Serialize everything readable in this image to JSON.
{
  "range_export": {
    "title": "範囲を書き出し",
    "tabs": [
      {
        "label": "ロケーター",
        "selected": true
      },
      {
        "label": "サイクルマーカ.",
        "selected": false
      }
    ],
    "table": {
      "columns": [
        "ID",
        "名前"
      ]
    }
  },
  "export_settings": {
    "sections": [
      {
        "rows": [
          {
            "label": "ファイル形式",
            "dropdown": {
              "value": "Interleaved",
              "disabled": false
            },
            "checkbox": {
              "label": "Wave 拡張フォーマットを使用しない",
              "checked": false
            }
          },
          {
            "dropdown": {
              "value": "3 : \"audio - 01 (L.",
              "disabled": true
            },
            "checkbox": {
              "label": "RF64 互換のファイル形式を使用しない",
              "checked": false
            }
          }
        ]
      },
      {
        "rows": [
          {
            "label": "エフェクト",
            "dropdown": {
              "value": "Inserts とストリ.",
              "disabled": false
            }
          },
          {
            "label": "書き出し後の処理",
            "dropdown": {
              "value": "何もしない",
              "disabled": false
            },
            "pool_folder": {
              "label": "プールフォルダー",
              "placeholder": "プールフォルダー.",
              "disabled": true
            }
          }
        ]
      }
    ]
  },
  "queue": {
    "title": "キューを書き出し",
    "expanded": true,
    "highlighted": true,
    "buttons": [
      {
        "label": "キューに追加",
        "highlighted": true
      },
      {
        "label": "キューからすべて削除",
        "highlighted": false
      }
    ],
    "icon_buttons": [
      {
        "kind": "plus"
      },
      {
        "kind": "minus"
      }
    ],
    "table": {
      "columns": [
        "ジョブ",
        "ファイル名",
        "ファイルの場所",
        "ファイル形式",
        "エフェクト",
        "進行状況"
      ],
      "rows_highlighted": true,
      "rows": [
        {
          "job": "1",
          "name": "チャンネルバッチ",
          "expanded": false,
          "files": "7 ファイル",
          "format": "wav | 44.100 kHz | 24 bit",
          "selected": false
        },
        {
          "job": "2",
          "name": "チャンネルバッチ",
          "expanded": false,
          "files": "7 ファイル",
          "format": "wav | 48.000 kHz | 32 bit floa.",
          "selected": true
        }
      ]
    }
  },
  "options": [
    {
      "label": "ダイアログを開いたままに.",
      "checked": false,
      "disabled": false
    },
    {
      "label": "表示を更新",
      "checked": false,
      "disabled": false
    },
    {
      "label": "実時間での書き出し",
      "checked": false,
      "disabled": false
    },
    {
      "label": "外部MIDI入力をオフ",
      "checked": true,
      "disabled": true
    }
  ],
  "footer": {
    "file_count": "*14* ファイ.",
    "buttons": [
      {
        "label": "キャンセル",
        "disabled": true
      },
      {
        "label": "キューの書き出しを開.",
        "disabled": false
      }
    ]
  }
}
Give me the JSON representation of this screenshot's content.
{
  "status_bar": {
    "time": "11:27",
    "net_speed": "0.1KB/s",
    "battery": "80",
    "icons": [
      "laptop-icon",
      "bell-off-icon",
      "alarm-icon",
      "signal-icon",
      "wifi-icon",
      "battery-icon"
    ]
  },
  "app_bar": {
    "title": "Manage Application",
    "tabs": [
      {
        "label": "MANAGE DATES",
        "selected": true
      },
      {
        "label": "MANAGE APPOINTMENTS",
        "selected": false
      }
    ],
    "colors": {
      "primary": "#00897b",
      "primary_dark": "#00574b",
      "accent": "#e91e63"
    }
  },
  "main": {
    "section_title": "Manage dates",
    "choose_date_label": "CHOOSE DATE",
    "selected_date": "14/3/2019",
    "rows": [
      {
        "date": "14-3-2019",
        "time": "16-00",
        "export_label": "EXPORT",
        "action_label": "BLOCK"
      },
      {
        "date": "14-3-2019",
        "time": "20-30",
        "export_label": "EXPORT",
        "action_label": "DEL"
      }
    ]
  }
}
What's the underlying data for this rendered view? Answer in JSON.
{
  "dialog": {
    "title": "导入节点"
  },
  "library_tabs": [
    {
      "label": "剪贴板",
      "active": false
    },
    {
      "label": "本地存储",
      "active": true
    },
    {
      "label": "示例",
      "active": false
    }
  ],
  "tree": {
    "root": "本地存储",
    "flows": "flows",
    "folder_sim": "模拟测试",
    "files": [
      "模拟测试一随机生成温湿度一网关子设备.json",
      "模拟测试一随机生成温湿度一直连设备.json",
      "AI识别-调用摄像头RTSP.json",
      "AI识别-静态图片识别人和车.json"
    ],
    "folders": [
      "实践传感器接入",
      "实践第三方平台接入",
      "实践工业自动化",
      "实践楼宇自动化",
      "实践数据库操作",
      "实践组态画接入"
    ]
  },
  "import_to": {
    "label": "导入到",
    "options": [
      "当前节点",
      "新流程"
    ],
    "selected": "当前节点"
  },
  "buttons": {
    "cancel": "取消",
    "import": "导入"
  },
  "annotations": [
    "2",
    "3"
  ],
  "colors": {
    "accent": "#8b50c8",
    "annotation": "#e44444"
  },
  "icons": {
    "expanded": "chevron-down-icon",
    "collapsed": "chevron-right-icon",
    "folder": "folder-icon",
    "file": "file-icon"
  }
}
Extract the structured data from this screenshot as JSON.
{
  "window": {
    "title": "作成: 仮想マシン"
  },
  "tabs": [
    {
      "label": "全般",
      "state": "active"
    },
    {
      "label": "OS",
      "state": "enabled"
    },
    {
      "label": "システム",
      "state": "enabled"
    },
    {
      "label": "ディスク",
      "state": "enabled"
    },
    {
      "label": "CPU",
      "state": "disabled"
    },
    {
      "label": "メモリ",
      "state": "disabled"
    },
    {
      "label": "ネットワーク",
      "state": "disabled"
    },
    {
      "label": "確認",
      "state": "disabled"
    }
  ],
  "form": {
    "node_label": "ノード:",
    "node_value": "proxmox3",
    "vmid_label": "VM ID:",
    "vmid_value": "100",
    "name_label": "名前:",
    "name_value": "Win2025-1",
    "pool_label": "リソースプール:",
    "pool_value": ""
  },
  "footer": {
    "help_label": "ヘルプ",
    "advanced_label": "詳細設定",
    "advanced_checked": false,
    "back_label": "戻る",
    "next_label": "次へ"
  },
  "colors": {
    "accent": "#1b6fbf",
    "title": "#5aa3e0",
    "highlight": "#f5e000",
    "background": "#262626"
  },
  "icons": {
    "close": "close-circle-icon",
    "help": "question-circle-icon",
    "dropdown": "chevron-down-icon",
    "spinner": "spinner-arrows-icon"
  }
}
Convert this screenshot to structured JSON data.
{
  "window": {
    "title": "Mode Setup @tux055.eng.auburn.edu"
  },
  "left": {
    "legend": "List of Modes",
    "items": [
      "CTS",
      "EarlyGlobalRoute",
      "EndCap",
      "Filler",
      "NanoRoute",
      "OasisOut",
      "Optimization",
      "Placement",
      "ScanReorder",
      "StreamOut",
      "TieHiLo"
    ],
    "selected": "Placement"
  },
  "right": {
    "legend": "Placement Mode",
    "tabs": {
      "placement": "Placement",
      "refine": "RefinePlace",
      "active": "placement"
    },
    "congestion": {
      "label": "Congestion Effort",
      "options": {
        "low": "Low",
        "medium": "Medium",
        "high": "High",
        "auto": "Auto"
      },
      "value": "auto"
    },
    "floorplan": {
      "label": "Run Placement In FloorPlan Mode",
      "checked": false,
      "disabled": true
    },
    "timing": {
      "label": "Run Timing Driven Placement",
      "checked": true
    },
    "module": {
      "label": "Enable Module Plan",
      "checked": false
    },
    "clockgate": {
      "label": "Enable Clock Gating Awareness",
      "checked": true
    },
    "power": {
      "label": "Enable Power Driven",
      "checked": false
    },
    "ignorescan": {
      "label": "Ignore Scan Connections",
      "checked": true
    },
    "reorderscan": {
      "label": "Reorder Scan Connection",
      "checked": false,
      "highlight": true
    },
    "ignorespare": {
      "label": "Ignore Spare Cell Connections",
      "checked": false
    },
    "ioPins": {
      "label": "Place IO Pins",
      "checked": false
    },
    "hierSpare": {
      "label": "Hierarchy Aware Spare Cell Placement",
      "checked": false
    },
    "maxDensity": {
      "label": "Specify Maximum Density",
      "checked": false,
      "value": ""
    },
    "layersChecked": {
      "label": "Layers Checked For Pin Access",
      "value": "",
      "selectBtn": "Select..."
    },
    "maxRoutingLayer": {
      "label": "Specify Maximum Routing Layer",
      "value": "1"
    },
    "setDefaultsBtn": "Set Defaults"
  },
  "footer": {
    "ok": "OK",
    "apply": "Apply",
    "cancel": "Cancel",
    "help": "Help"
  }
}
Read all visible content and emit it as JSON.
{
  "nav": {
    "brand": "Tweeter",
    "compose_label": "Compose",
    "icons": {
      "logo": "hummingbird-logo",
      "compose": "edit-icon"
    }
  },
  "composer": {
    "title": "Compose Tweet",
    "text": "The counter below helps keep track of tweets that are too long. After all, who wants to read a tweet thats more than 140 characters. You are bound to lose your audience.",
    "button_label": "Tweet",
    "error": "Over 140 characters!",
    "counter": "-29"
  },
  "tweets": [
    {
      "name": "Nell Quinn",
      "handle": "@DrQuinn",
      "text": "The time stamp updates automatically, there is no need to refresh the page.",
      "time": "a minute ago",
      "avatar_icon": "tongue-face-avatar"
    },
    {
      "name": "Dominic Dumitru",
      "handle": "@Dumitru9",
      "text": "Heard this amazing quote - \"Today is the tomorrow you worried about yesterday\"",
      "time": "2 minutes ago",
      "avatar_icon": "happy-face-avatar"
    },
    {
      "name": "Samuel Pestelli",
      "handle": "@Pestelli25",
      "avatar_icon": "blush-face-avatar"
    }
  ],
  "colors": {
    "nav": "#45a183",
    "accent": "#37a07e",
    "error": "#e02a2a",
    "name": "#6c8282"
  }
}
--------------------------------
REQUIREMENT: Look above for the line containing "Read all visible content and emit it as JSON."; copy from it through the last line, exactly, and nothing more.

EXERCISE ANSWER:
Read all visible content and emit it as JSON.
{
  "nav": {
    "brand": "Tweeter",
    "compose_label": "Compose",
    "icons": {
      "logo": "hummingbird-logo",
      "compose": "edit-icon"
    }
  },
  "composer": {
    "title": "Compose Tweet",
    "text": "The counter below helps keep track of tweets that are too long. After all, who wants to read a tweet thats more than 140 characters. You are bound to lose your audience.",
    "button_label": "Tweet",
    "error": "Over 140 characters!",
    "counter": "-29"
  },
  "tweets": [
    {
      "name": "Nell Quinn",
      "handle": "@DrQuinn",
      "text": "The time stamp updates automatically, there is no need to refresh the page.",
      "time": "a minute ago",
      "avatar_icon": "tongue-face-avatar"
    },
    {
      "name": "Dominic Dumitru",
      "handle": "@Dumitru9",
      "text": "Heard this amazing quote - \"Today is the tomorrow you worried about yesterday\"",
      "time": "2 minutes ago",
      "avatar_icon": "happy-face-avatar"
    },
    {
      "name": "Samuel Pestelli",
      "handle": "@Pestelli25",
      "avatar_icon": "blush-face-avatar"
    }
  ],
  "colors": {
    "nav": "#45a183",
    "accent": "#37a07e",
    "error": "#e02a2a",
    "name": "#6c8282"
  }
}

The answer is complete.